◆ The problem:
Recast the material below as a JSON list of strings, one string per line, with blank lines left out.
──────── Stored data ────────
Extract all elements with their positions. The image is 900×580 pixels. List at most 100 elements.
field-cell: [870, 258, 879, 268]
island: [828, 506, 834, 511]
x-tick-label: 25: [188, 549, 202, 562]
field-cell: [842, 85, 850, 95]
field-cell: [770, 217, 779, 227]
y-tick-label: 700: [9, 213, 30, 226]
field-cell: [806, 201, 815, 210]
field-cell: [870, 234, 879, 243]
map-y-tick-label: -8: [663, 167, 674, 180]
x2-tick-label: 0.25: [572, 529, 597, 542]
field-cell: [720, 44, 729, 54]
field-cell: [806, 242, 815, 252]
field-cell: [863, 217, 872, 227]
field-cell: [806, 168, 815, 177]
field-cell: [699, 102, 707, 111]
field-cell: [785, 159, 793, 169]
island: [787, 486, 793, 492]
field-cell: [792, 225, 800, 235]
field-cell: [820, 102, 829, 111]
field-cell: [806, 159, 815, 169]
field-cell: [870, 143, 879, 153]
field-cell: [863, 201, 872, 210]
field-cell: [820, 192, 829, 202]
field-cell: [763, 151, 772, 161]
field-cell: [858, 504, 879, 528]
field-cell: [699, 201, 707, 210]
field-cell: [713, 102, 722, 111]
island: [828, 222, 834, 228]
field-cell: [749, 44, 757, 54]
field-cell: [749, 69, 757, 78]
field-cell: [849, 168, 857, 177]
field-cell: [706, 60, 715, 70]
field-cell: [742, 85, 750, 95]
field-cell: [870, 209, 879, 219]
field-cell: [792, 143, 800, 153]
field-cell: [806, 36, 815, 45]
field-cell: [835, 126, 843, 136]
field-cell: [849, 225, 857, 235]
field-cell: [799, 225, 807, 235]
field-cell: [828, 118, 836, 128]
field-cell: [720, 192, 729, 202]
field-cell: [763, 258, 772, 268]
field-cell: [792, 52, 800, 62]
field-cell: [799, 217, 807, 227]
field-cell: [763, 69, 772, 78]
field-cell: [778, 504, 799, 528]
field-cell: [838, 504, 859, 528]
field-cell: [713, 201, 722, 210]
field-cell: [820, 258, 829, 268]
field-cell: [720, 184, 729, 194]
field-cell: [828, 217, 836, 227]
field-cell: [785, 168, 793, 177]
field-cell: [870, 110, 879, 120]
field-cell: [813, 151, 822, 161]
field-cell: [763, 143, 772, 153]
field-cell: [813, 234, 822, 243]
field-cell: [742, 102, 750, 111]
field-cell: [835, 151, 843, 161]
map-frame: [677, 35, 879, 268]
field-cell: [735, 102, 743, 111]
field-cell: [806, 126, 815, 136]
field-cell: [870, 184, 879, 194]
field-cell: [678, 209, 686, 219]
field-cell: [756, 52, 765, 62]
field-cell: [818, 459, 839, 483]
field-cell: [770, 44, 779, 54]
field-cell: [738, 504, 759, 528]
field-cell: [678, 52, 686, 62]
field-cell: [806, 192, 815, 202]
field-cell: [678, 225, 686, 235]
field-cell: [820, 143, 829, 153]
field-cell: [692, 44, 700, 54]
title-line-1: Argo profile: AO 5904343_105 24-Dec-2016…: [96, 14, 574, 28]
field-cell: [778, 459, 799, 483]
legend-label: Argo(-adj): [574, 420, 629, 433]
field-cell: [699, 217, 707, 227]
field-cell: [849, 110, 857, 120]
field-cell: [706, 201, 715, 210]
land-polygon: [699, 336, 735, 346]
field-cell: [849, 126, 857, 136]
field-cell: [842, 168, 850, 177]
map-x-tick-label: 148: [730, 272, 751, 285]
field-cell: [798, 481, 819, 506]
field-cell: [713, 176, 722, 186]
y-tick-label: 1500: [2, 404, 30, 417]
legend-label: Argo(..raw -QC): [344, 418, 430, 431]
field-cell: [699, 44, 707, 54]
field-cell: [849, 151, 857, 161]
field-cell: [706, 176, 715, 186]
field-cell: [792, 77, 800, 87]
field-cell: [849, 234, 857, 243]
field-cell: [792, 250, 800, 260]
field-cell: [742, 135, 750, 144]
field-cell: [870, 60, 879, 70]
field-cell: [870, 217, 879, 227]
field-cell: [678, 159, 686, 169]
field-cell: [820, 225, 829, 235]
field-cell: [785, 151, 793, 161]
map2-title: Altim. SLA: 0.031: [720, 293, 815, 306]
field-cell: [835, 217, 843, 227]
────────
◆ Full solution:
[
  "Extract all elements with their positions. The image is 900×580 pixels. List at most 100 elements.",
  "field-cell: [870, 258, 879, 268]",
  "island: [828, 506, 834, 511]",
  "x-tick-label: 25: [188, 549, 202, 562]",
  "field-cell: [842, 85, 850, 95]",
  "field-cell: [770, 217, 779, 227]",
  "y-tick-label: 700: [9, 213, 30, 226]",
  "field-cell: [806, 201, 815, 210]",
  "field-cell: [870, 234, 879, 243]",
  "map-y-tick-label: -8: [663, 167, 674, 180]",
  "x2-tick-label: 0.25: [572, 529, 597, 542]",
  "field-cell: [720, 44, 729, 54]",
  "field-cell: [806, 242, 815, 252]",
  "field-cell: [863, 217, 872, 227]",
  "field-cell: [806, 168, 815, 177]",
  "field-cell: [699, 102, 707, 111]",
  "field-cell: [785, 159, 793, 169]",
  "island: [787, 486, 793, 492]",
  "field-cell: [792, 225, 800, 235]",
  "field-cell: [820, 102, 829, 111]",
  "field-cell: [806, 159, 815, 169]",
  "field-cell: [870, 143, 879, 153]",
  "field-cell: [863, 201, 872, 210]",
  "field-cell: [820, 192, 829, 202]",
  "field-cell: [763, 151, 772, 161]",
  "field-cell: [858, 504, 879, 528]",
  "field-cell: [699, 201, 707, 210]",
  "field-cell: [713, 102, 722, 111]",
  "island: [828, 222, 834, 228]",
  "field-cell: [749, 44, 757, 54]",
  "field-cell: [749, 69, 757, 78]",
  "field-cell: [849, 168, 857, 177]",
  "field-cell: [706, 60, 715, 70]",
  "field-cell: [742, 85, 750, 95]",
  "field-cell: [870, 209, 879, 219]",
  "field-cell: [792, 143, 800, 153]",
  "field-cell: [806, 36, 815, 45]",
  "field-cell: [835, 126, 843, 136]",
  "field-cell: [849, 225, 857, 235]",
  "field-cell: [799, 225, 807, 235]",
  "field-cell: [828, 118, 836, 128]",
  "field-cell: [720, 192, 729, 202]",
  "field-cell: [763, 258, 772, 268]",
  "field-cell: [792, 52, 800, 62]",
  "field-cell: [799, 217, 807, 227]",
  "field-cell: [763, 69, 772, 78]",
  "field-cell: [778, 504, 799, 528]",
  "field-cell: [838, 504, 859, 528]",
  "field-cell: [713, 201, 722, 210]",
  "field-cell: [820, 258, 829, 268]",
  "field-cell: [720, 184, 729, 194]",
  "field-cell: [828, 217, 836, 227]",
  "field-cell: [785, 168, 793, 177]",
  "field-cell: [870, 110, 879, 120]",
  "field-cell: [813, 151, 822, 161]",
  "field-cell: [763, 143, 772, 153]",
  "field-cell: [813, 234, 822, 243]",
  "field-cell: [742, 102, 750, 111]",
  "field-cell: [835, 151, 843, 161]",
  "map-frame: [677, 35, 879, 268]",
  "field-cell: [735, 102, 743, 111]",
  "field-cell: [806, 126, 815, 136]",
  "field-cell: [870, 184, 879, 194]",
  "field-cell: [678, 209, 686, 219]",
  "field-cell: [756, 52, 765, 62]",
  "field-cell: [818, 459, 839, 483]",
  "field-cell: [770, 44, 779, 54]",
  "field-cell: [738, 504, 759, 528]",
  "field-cell: [678, 52, 686, 62]",
  "field-cell: [806, 192, 815, 202]",
  "field-cell: [678, 225, 686, 235]",
  "field-cell: [820, 143, 829, 153]",
  "field-cell: [692, 44, 700, 54]",
  "title-line-1: Argo profile: AO 5904343_105 24-Dec-2016…: [96, 14, 574, 28]",
  "field-cell: [778, 459, 799, 483]",
  "legend-label: Argo(-adj): [574, 420, 629, 433]",
  "field-cell: [699, 217, 707, 227]",
  "field-cell: [849, 110, 857, 120]",
  "field-cell: [706, 201, 715, 210]",
  "land-polygon: [699, 336, 735, 346]",
  "field-cell: [849, 126, 857, 136]",
  "field-cell: [842, 168, 850, 177]",
  "map-x-tick-label: 148: [730, 272, 751, 285]",
  "field-cell: [798, 481, 819, 506]",
  "field-cell: [713, 176, 722, 186]",
  "y-tick-label: 1500: [2, 404, 30, 417]",
  "legend-label: Argo(..raw -QC): [344, 418, 430, 431]",
  "field-cell: [699, 44, 707, 54]",
  "field-cell: [849, 151, 857, 161]",
  "field-cell: [706, 176, 715, 186]",
  "field-cell: [792, 77, 800, 87]",
  "field-cell: [849, 234, 857, 243]",
  "field-cell: [792, 250, 800, 260]",
  "field-cell: [742, 135, 750, 144]",
  "field-cell: [870, 60, 879, 70]",
  "field-cell: [870, 217, 879, 227]",
  "field-cell: [678, 159, 686, 169]",
  "field-cell: [820, 225, 829, 235]",
  "field-cell: [785, 151, 793, 161]",
  "map2-title: Altim. SLA: 0.031: [720, 293, 815, 306]",
  "field-cell: [835, 217, 843, 227]"
]